Directions for this task.
Return every line of the data below that includes the string "Real".

╭─ Material for this task

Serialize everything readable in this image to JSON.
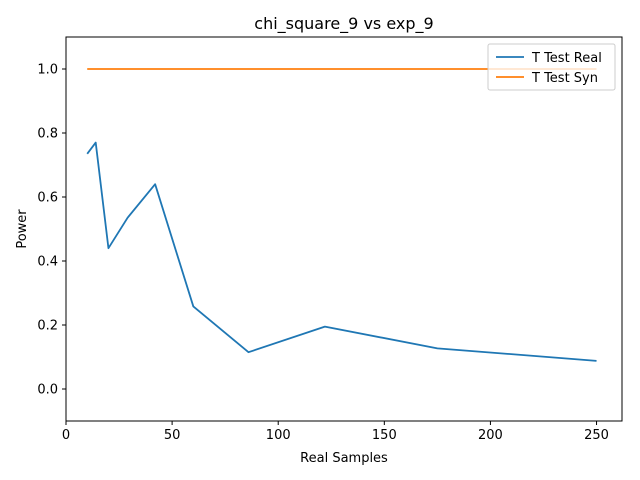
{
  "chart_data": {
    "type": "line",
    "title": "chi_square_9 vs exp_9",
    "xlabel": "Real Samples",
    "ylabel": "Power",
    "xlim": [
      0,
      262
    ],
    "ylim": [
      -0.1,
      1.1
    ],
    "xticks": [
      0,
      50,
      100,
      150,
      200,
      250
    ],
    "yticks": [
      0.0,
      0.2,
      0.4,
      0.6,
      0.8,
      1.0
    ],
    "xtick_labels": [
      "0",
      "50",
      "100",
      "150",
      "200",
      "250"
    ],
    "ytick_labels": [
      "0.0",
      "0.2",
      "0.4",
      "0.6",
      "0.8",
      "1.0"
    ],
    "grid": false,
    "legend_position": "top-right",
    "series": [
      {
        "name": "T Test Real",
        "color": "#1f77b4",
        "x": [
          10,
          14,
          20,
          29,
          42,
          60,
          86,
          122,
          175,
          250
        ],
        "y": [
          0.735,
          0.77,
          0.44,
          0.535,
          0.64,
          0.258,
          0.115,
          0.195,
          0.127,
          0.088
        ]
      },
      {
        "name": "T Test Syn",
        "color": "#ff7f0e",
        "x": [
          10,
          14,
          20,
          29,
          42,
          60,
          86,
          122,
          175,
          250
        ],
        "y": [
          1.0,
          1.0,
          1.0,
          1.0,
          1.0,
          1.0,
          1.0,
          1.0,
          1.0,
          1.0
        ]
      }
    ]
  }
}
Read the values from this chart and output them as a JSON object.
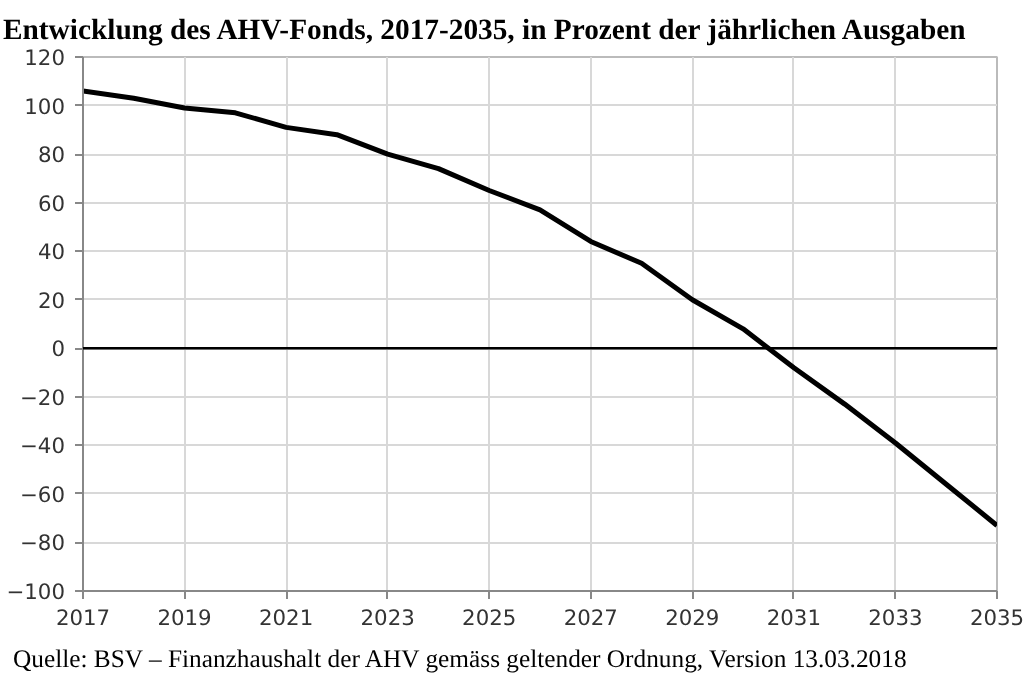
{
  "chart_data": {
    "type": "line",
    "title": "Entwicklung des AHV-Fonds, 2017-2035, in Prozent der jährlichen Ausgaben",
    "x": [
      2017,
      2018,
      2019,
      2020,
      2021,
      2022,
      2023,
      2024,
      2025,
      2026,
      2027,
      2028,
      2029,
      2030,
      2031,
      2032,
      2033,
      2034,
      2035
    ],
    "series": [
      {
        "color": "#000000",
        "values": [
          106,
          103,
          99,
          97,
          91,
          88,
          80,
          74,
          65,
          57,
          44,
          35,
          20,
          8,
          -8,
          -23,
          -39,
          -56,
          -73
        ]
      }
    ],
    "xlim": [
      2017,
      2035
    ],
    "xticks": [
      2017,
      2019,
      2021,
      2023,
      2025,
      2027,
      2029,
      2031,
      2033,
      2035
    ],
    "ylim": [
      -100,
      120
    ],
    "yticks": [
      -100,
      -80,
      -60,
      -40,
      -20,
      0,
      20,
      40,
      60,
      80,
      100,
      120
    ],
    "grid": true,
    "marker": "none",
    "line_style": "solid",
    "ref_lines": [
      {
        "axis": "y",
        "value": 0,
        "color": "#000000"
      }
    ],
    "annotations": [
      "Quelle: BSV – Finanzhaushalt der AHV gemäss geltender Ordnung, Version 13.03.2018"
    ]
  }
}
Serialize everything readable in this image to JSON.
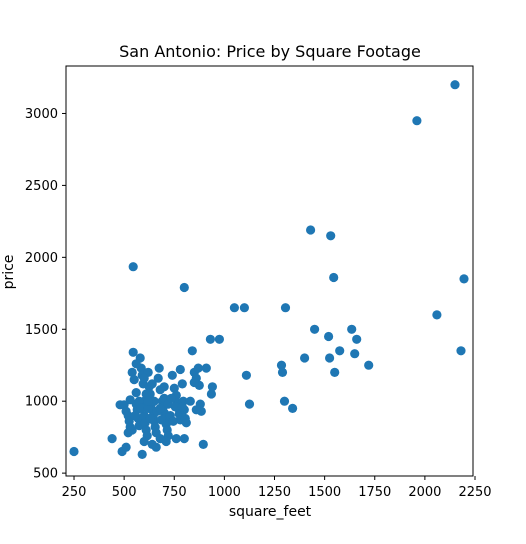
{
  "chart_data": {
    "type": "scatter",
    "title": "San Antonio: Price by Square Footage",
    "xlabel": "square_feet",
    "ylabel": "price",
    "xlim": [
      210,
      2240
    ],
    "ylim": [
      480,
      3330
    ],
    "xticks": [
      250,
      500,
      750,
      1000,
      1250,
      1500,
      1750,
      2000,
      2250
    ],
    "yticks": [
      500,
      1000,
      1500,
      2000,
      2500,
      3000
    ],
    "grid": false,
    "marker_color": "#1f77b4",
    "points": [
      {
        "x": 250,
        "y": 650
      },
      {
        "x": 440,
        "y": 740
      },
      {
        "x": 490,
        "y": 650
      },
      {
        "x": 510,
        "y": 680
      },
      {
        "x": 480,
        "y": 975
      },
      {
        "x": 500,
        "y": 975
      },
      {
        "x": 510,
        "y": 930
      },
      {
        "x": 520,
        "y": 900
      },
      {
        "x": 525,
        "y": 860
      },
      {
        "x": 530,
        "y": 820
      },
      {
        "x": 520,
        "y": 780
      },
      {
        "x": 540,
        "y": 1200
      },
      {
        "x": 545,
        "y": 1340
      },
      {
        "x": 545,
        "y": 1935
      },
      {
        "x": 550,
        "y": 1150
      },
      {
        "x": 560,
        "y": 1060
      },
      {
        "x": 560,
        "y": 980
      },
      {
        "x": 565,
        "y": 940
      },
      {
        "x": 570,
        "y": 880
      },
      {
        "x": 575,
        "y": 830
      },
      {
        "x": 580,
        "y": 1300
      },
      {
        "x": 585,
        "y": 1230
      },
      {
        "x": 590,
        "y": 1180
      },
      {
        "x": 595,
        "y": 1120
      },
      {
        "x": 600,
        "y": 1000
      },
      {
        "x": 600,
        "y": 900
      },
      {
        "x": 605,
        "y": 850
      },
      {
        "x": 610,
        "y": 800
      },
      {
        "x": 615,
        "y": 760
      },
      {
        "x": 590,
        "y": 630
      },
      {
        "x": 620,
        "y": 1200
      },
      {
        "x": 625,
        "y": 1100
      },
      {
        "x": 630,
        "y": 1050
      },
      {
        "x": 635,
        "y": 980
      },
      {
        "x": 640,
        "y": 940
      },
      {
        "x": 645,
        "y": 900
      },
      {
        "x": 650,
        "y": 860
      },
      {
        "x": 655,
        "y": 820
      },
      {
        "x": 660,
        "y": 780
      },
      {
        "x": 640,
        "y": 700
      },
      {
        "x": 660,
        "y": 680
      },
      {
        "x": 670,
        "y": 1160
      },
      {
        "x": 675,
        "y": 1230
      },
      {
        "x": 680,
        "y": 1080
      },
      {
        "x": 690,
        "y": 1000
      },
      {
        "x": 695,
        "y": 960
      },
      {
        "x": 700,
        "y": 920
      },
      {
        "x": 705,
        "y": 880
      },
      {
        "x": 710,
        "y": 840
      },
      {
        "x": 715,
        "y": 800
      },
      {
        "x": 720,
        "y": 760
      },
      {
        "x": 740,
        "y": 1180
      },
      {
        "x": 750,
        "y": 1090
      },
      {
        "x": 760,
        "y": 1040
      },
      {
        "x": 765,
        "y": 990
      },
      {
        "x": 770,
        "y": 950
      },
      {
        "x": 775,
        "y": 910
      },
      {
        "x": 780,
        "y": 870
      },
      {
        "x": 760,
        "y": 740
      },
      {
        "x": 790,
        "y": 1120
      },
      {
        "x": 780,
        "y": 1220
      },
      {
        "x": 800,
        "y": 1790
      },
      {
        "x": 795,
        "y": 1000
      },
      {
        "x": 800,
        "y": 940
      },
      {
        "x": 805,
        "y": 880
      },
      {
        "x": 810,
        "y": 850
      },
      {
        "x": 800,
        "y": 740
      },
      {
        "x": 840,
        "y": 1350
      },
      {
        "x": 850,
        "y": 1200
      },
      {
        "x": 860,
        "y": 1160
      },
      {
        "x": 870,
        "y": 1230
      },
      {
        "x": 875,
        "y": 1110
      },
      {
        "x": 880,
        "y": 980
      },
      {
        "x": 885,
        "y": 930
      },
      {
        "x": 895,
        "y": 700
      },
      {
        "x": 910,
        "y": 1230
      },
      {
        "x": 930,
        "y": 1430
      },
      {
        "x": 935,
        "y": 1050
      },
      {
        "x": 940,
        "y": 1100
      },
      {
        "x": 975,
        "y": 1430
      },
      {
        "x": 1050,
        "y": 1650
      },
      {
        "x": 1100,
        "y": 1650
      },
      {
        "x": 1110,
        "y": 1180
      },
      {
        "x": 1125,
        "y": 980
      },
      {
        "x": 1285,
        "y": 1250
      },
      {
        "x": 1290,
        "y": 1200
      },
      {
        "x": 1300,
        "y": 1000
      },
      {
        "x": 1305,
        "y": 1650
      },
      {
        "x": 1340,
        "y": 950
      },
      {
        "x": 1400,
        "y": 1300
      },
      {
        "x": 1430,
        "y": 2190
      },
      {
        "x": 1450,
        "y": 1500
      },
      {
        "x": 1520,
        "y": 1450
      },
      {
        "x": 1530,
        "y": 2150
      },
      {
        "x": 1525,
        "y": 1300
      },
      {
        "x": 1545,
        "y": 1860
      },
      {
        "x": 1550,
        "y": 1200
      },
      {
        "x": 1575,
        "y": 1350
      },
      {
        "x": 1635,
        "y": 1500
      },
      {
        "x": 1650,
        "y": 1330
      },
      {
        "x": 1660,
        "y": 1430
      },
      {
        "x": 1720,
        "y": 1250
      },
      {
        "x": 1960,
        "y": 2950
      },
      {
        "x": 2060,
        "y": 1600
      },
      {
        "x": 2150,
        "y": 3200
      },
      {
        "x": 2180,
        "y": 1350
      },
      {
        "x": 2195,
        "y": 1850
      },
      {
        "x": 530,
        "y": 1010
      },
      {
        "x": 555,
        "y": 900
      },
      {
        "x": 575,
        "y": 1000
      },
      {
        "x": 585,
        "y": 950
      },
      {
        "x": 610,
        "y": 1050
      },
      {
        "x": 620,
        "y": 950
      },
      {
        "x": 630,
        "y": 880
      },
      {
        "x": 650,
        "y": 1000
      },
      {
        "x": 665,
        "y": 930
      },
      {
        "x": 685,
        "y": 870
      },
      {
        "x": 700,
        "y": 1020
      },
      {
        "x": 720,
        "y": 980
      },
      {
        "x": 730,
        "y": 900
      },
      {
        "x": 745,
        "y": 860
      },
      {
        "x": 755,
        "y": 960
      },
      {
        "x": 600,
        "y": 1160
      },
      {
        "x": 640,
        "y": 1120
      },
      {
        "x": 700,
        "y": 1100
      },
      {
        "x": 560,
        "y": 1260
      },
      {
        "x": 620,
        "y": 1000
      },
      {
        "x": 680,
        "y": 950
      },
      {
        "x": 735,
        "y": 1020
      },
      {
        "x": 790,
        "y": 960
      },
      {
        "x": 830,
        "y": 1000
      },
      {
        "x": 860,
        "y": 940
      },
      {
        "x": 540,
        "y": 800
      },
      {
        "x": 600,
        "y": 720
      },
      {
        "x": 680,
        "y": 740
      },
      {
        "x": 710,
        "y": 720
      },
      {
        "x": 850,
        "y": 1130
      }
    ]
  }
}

╰─

Solution.
    "xlabel": "Real Samples",
        "name": "T Test Real",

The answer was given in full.